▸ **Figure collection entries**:
#####

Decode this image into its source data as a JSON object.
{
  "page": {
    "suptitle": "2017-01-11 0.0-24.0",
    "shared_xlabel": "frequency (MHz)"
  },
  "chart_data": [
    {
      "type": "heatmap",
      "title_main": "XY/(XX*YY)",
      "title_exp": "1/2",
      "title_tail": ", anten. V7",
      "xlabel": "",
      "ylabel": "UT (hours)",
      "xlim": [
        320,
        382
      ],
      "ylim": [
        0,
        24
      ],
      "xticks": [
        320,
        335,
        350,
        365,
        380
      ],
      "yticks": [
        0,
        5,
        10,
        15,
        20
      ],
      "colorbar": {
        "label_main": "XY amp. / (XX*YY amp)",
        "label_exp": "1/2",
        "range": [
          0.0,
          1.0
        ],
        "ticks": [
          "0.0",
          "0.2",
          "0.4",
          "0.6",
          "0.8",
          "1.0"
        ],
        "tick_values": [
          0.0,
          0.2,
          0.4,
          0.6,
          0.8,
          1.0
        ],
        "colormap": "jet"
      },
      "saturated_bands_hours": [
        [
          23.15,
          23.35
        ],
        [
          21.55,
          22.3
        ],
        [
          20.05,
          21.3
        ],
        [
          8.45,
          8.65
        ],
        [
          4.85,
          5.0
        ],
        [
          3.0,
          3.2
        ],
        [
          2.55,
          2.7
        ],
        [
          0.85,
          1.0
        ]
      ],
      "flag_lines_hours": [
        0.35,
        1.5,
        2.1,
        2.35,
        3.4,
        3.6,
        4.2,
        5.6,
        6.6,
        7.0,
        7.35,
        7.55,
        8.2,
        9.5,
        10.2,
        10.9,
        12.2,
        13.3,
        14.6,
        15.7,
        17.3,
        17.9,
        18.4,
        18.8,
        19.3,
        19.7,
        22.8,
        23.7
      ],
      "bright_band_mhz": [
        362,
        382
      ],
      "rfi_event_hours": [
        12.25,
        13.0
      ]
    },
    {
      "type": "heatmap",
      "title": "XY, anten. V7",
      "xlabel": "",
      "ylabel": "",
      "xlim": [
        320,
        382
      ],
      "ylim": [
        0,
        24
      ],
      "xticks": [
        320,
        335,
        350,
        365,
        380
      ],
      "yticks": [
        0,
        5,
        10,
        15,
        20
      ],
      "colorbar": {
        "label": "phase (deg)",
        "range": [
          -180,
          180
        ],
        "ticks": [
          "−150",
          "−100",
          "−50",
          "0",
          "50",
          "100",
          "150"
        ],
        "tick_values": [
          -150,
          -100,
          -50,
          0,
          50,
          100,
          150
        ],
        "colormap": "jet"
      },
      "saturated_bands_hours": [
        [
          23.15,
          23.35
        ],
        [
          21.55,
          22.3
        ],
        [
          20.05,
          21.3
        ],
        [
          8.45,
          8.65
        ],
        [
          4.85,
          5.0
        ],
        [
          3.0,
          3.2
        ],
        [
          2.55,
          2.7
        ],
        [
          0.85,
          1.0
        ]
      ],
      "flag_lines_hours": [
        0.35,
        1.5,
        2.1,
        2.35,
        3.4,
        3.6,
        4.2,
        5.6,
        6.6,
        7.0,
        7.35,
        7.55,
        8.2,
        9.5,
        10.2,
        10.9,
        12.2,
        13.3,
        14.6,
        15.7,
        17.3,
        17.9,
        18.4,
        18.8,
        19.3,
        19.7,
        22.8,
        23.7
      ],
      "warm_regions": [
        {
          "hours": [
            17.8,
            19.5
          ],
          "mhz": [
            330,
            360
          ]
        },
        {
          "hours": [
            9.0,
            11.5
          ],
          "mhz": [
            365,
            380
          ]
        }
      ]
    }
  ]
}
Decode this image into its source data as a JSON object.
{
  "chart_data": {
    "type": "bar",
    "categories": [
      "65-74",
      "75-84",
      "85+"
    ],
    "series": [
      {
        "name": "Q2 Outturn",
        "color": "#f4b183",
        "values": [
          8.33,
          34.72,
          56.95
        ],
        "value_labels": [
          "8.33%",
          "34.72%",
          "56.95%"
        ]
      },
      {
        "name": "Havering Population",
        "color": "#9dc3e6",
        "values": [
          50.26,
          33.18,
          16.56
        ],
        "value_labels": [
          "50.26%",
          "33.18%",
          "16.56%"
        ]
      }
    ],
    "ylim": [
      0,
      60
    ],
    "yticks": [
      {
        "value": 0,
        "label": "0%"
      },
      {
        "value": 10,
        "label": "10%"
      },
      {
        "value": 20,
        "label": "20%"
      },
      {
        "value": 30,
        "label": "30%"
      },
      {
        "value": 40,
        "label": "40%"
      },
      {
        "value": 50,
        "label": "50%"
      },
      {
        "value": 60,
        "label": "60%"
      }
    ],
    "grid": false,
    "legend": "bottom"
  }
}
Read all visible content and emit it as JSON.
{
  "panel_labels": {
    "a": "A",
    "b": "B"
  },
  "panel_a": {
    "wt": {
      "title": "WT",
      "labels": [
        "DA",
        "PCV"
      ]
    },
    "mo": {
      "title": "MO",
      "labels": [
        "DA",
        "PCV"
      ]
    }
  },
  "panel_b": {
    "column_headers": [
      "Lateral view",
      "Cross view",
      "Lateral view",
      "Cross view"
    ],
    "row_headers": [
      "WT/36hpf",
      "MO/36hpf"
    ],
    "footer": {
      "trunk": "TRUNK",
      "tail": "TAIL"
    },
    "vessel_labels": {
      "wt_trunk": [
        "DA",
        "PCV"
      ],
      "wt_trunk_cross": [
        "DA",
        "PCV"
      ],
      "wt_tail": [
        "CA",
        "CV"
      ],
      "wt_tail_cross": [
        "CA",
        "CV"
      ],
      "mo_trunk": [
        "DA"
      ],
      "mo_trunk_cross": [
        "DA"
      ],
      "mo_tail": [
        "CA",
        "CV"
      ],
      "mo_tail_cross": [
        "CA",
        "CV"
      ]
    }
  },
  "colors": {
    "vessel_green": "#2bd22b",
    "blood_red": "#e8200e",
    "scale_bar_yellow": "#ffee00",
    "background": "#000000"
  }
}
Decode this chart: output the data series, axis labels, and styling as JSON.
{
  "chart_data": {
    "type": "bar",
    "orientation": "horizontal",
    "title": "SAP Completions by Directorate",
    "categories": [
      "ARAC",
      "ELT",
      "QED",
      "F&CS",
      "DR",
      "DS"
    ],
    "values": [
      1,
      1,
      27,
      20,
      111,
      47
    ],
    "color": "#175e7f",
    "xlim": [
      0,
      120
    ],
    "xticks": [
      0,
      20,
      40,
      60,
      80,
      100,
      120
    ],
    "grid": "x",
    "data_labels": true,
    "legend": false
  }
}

#####

▸ **Aim of the task**: Please reproduce all of the entries exactly as they stand.

▸ **Solution to the exercise**:
Decode this image into its source data as a JSON object.
{
  "page": {
    "suptitle": "2017-01-11 0.0-24.0",
    "shared_xlabel": "frequency (MHz)"
  },
  "chart_data": [
    {
      "type": "heatmap",
      "title_main": "XY/(XX*YY)",
      "title_exp": "1/2",
      "title_tail": ", anten. V7",
      "xlabel": "",
      "ylabel": "UT (hours)",
      "xlim": [
        320,
        382
      ],
      "ylim": [
        0,
        24
      ],
      "xticks": [
        320,
        335,
        350,
        365,
        380
      ],
      "yticks": [
        0,
        5,
        10,
        15,
        20
      ],
      "colorbar": {
        "label_main": "XY amp. / (XX*YY amp)",
        "label_exp": "1/2",
        "range": [
          0.0,
          1.0
        ],
        "ticks": [
          "0.0",
          "0.2",
          "0.4",
          "0.6",
          "0.8",
          "1.0"
        ],
        "tick_values": [
          0.0,
          0.2,
          0.4,
          0.6,
          0.8,
          1.0
        ],
        "colormap": "jet"
      },
      "saturated_bands_hours": [
        [
          23.15,
          23.35
        ],
        [
          21.55,
          22.3
        ],
        [
          20.05,
          21.3
        ],
        [
          8.45,
          8.65
        ],
        [
          4.85,
          5.0
        ],
        [
          3.0,
          3.2
        ],
        [
          2.55,
          2.7
        ],
        [
          0.85,
          1.0
        ]
      ],
      "flag_lines_hours": [
        0.35,
        1.5,
        2.1,
        2.35,
        3.4,
        3.6,
        4.2,
        5.6,
        6.6,
        7.0,
        7.35,
        7.55,
        8.2,
        9.5,
        10.2,
        10.9,
        12.2,
        13.3,
        14.6,
        15.7,
        17.3,
        17.9,
        18.4,
        18.8,
        19.3,
        19.7,
        22.8,
        23.7
      ],
      "bright_band_mhz": [
        362,
        382
      ],
      "rfi_event_hours": [
        12.25,
        13.0
      ]
    },
    {
      "type": "heatmap",
      "title": "XY, anten. V7",
      "xlabel": "",
      "ylabel": "",
      "xlim": [
        320,
        382
      ],
      "ylim": [
        0,
        24
      ],
      "xticks": [
        320,
        335,
        350,
        365,
        380
      ],
      "yticks": [
        0,
        5,
        10,
        15,
        20
      ],
      "colorbar": {
        "label": "phase (deg)",
        "range": [
          -180,
          180
        ],
        "ticks": [
          "−150",
          "−100",
          "−50",
          "0",
          "50",
          "100",
          "150"
        ],
        "tick_values": [
          -150,
          -100,
          -50,
          0,
          50,
          100,
          150
        ],
        "colormap": "jet"
      },
      "saturated_bands_hours": [
        [
          23.15,
          23.35
        ],
        [
          21.55,
          22.3
        ],
        [
          20.05,
          21.3
        ],
        [
          8.45,
          8.65
        ],
        [
          4.85,
          5.0
        ],
        [
          3.0,
          3.2
        ],
        [
          2.55,
          2.7
        ],
        [
          0.85,
          1.0
        ]
      ],
      "flag_lines_hours": [
        0.35,
        1.5,
        2.1,
        2.35,
        3.4,
        3.6,
        4.2,
        5.6,
        6.6,
        7.0,
        7.35,
        7.55,
        8.2,
        9.5,
        10.2,
        10.9,
        12.2,
        13.3,
        14.6,
        15.7,
        17.3,
        17.9,
        18.4,
        18.8,
        19.3,
        19.7,
        22.8,
        23.7
      ],
      "warm_regions": [
        {
          "hours": [
            17.8,
            19.5
          ],
          "mhz": [
            330,
            360
          ]
        },
        {
          "hours": [
            9.0,
            11.5
          ],
          "mhz": [
            365,
            380
          ]
        }
      ]
    }
  ]
}
Decode this image into its source data as a JSON object.
{
  "chart_data": {
    "type": "bar",
    "categories": [
      "65-74",
      "75-84",
      "85+"
    ],
    "series": [
      {
        "name": "Q2 Outturn",
        "color": "#f4b183",
        "values": [
          8.33,
          34.72,
          56.95
        ],
        "value_labels": [
          "8.33%",
          "34.72%",
          "56.95%"
        ]
      },
      {
        "name": "Havering Population",
        "color": "#9dc3e6",
        "values": [
          50.26,
          33.18,
          16.56
        ],
        "value_labels": [
          "50.26%",
          "33.18%",
          "16.56%"
        ]
      }
    ],
    "ylim": [
      0,
      60
    ],
    "yticks": [
      {
        "value": 0,
        "label": "0%"
      },
      {
        "value": 10,
        "label": "10%"
      },
      {
        "value": 20,
        "label": "20%"
      },
      {
        "value": 30,
        "label": "30%"
      },
      {
        "value": 40,
        "label": "40%"
      },
      {
        "value": 50,
        "label": "50%"
      },
      {
        "value": 60,
        "label": "60%"
      }
    ],
    "grid": false,
    "legend": "bottom"
  }
}
Read all visible content and emit it as JSON.
{
  "panel_labels": {
    "a": "A",
    "b": "B"
  },
  "panel_a": {
    "wt": {
      "title": "WT",
      "labels": [
        "DA",
        "PCV"
      ]
    },
    "mo": {
      "title": "MO",
      "labels": [
        "DA",
        "PCV"
      ]
    }
  },
  "panel_b": {
    "column_headers": [
      "Lateral view",
      "Cross view",
      "Lateral view",
      "Cross view"
    ],
    "row_headers": [
      "WT/36hpf",
      "MO/36hpf"
    ],
    "footer": {
      "trunk": "TRUNK",
      "tail": "TAIL"
    },
    "vessel_labels": {
      "wt_trunk": [
        "DA",
        "PCV"
      ],
      "wt_trunk_cross": [
        "DA",
        "PCV"
      ],
      "wt_tail": [
        "CA",
        "CV"
      ],
      "wt_tail_cross": [
        "CA",
        "CV"
      ],
      "mo_trunk": [
        "DA"
      ],
      "mo_trunk_cross": [
        "DA"
      ],
      "mo_tail": [
        "CA",
        "CV"
      ],
      "mo_tail_cross": [
        "CA",
        "CV"
      ]
    }
  },
  "colors": {
    "vessel_green": "#2bd22b",
    "blood_red": "#e8200e",
    "scale_bar_yellow": "#ffee00",
    "background": "#000000"
  }
}
Decode this chart: output the data series, axis labels, and styling as JSON.
{
  "chart_data": {
    "type": "bar",
    "orientation": "horizontal",
    "title": "SAP Completions by Directorate",
    "categories": [
      "ARAC",
      "ELT",
      "QED",
      "F&CS",
      "DR",
      "DS"
    ],
    "values": [
      1,
      1,
      27,
      20,
      111,
      47
    ],
    "color": "#175e7f",
    "xlim": [
      0,
      120
    ],
    "xticks": [
      0,
      20,
      40,
      60,
      80,
      100,
      120
    ],
    "grid": "x",
    "data_labels": true,
    "legend": false
  }
}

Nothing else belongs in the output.